Task material
------

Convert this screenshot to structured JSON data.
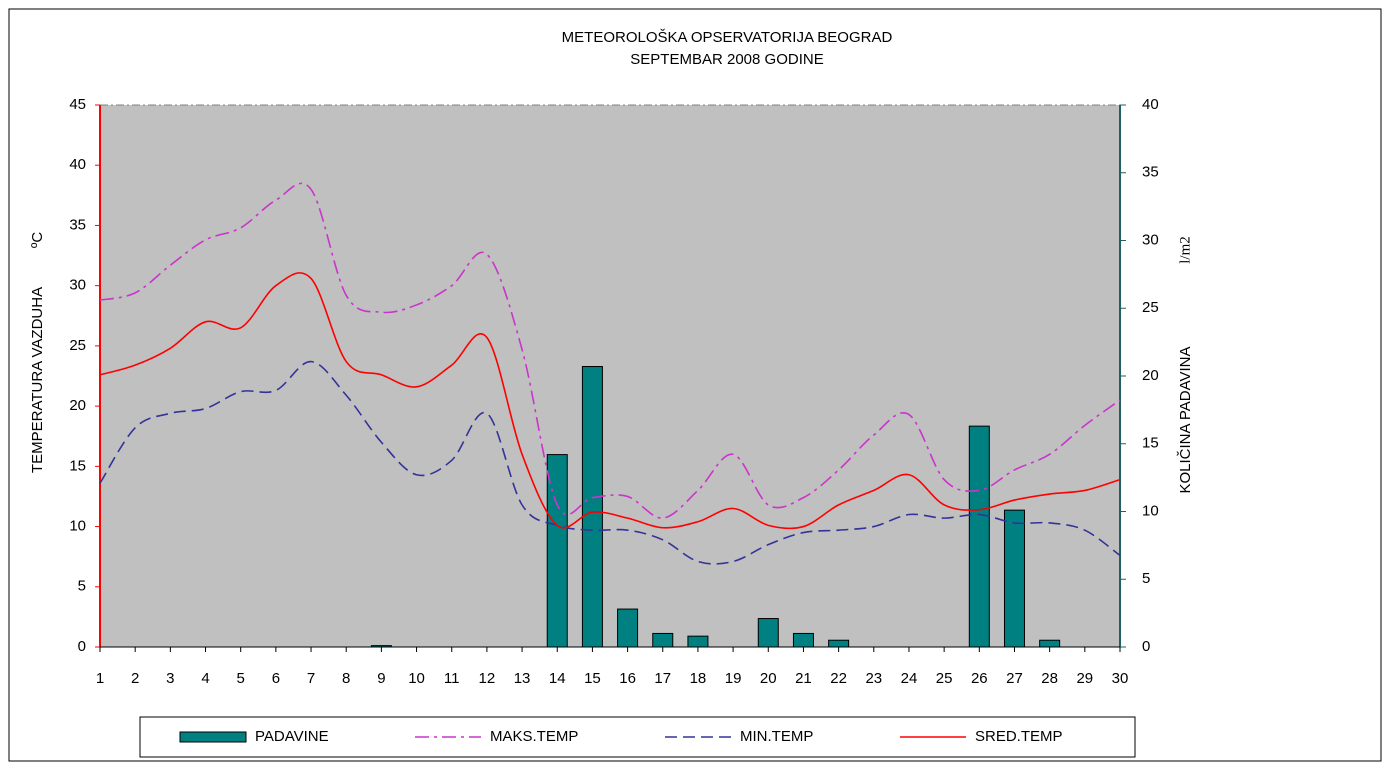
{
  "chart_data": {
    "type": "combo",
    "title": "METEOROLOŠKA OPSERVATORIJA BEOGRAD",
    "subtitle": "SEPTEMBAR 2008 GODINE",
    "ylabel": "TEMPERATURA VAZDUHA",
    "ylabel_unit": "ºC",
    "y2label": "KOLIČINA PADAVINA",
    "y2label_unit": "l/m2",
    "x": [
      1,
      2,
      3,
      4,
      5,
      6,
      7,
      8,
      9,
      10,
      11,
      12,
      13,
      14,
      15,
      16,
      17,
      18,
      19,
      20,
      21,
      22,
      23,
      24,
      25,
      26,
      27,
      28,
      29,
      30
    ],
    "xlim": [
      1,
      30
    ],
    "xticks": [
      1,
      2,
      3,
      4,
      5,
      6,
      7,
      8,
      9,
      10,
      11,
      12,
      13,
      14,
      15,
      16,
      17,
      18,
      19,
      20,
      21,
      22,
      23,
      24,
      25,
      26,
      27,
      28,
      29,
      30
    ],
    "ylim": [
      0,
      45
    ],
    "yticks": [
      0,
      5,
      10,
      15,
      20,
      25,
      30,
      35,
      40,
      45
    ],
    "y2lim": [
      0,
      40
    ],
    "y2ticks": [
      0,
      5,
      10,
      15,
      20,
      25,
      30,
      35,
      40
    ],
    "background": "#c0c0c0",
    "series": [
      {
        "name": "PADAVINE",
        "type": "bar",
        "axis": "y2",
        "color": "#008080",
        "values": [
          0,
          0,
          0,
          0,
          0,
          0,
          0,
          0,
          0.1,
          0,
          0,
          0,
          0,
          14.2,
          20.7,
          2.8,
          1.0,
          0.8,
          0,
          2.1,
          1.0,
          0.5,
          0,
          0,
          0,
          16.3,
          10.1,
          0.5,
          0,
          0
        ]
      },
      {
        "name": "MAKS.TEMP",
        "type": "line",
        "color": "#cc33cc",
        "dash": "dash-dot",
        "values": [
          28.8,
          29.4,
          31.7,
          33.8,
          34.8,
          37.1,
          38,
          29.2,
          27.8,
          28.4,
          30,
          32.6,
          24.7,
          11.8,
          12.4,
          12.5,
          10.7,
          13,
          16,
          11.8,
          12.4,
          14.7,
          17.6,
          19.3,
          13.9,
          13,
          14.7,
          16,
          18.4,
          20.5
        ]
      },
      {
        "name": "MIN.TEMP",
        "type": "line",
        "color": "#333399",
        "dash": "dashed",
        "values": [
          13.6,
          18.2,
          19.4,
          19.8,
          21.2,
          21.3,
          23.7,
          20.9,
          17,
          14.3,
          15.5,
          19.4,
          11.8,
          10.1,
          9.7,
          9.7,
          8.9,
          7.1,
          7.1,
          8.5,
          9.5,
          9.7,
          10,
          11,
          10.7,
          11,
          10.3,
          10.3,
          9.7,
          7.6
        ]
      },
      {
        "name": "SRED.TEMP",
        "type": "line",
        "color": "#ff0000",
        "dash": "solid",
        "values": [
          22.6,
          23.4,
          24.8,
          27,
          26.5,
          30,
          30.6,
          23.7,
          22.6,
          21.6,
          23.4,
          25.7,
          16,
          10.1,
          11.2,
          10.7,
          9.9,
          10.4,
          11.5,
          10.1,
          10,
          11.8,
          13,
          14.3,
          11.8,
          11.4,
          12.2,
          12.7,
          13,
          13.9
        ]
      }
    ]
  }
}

------

Stated problem
Without including any pictures, print all of the material exactly as given.

Reply
Convert this screenshot to structured JSON data.
{
  "chart_data": {
    "type": "combo",
    "title": "METEOROLOŠKA OPSERVATORIJA BEOGRAD",
    "subtitle": "SEPTEMBAR 2008 GODINE",
    "ylabel": "TEMPERATURA VAZDUHA",
    "ylabel_unit": "ºC",
    "y2label": "KOLIČINA PADAVINA",
    "y2label_unit": "l/m2",
    "x": [
      1,
      2,
      3,
      4,
      5,
      6,
      7,
      8,
      9,
      10,
      11,
      12,
      13,
      14,
      15,
      16,
      17,
      18,
      19,
      20,
      21,
      22,
      23,
      24,
      25,
      26,
      27,
      28,
      29,
      30
    ],
    "xlim": [
      1,
      30
    ],
    "xticks": [
      1,
      2,
      3,
      4,
      5,
      6,
      7,
      8,
      9,
      10,
      11,
      12,
      13,
      14,
      15,
      16,
      17,
      18,
      19,
      20,
      21,
      22,
      23,
      24,
      25,
      26,
      27,
      28,
      29,
      30
    ],
    "ylim": [
      0,
      45
    ],
    "yticks": [
      0,
      5,
      10,
      15,
      20,
      25,
      30,
      35,
      40,
      45
    ],
    "y2lim": [
      0,
      40
    ],
    "y2ticks": [
      0,
      5,
      10,
      15,
      20,
      25,
      30,
      35,
      40
    ],
    "background": "#c0c0c0",
    "series": [
      {
        "name": "PADAVINE",
        "type": "bar",
        "axis": "y2",
        "color": "#008080",
        "values": [
          0,
          0,
          0,
          0,
          0,
          0,
          0,
          0,
          0.1,
          0,
          0,
          0,
          0,
          14.2,
          20.7,
          2.8,
          1.0,
          0.8,
          0,
          2.1,
          1.0,
          0.5,
          0,
          0,
          0,
          16.3,
          10.1,
          0.5,
          0,
          0
        ]
      },
      {
        "name": "MAKS.TEMP",
        "type": "line",
        "color": "#cc33cc",
        "dash": "dash-dot",
        "values": [
          28.8,
          29.4,
          31.7,
          33.8,
          34.8,
          37.1,
          38,
          29.2,
          27.8,
          28.4,
          30,
          32.6,
          24.7,
          11.8,
          12.4,
          12.5,
          10.7,
          13,
          16,
          11.8,
          12.4,
          14.7,
          17.6,
          19.3,
          13.9,
          13,
          14.7,
          16,
          18.4,
          20.5
        ]
      },
      {
        "name": "MIN.TEMP",
        "type": "line",
        "color": "#333399",
        "dash": "dashed",
        "values": [
          13.6,
          18.2,
          19.4,
          19.8,
          21.2,
          21.3,
          23.7,
          20.9,
          17,
          14.3,
          15.5,
          19.4,
          11.8,
          10.1,
          9.7,
          9.7,
          8.9,
          7.1,
          7.1,
          8.5,
          9.5,
          9.7,
          10,
          11,
          10.7,
          11,
          10.3,
          10.3,
          9.7,
          7.6
        ]
      },
      {
        "name": "SRED.TEMP",
        "type": "line",
        "color": "#ff0000",
        "dash": "solid",
        "values": [
          22.6,
          23.4,
          24.8,
          27,
          26.5,
          30,
          30.6,
          23.7,
          22.6,
          21.6,
          23.4,
          25.7,
          16,
          10.1,
          11.2,
          10.7,
          9.9,
          10.4,
          11.5,
          10.1,
          10,
          11.8,
          13,
          14.3,
          11.8,
          11.4,
          12.2,
          12.7,
          13,
          13.9
        ]
      }
    ]
  }
}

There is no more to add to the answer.